>> start Exercise material

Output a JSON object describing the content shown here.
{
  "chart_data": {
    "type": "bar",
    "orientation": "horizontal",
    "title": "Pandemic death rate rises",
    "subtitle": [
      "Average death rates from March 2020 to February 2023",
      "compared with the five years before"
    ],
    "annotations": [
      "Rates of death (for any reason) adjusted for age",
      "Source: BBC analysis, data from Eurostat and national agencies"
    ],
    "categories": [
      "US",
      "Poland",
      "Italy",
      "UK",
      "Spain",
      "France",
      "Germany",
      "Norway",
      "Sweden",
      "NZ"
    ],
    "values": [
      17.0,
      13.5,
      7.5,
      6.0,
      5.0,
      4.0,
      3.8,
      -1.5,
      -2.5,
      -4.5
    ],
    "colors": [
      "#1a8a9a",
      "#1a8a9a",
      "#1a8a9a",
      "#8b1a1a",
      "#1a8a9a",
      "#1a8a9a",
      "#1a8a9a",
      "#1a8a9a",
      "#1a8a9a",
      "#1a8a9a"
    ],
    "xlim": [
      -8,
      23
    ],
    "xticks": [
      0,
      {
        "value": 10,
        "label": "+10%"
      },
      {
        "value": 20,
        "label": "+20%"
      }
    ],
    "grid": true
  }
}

>> end Exercise material

**Work instructions**
From the first line to the last, please quote the material above exactly.

**Answer to the exercise**
Output a JSON object describing the content shown here.
{
  "chart_data": {
    "type": "bar",
    "orientation": "horizontal",
    "title": "Pandemic death rate rises",
    "subtitle": [
      "Average death rates from March 2020 to February 2023",
      "compared with the five years before"
    ],
    "annotations": [
      "Rates of death (for any reason) adjusted for age",
      "Source: BBC analysis, data from Eurostat and national agencies"
    ],
    "categories": [
      "US",
      "Poland",
      "Italy",
      "UK",
      "Spain",
      "France",
      "Germany",
      "Norway",
      "Sweden",
      "NZ"
    ],
    "values": [
      17.0,
      13.5,
      7.5,
      6.0,
      5.0,
      4.0,
      3.8,
      -1.5,
      -2.5,
      -4.5
    ],
    "colors": [
      "#1a8a9a",
      "#1a8a9a",
      "#1a8a9a",
      "#8b1a1a",
      "#1a8a9a",
      "#1a8a9a",
      "#1a8a9a",
      "#1a8a9a",
      "#1a8a9a",
      "#1a8a9a"
    ],
    "xlim": [
      -8,
      23
    ],
    "xticks": [
      0,
      {
        "value": 10,
        "label": "+10%"
      },
      {
        "value": 20,
        "label": "+20%"
      }
    ],
    "grid": true
  }
}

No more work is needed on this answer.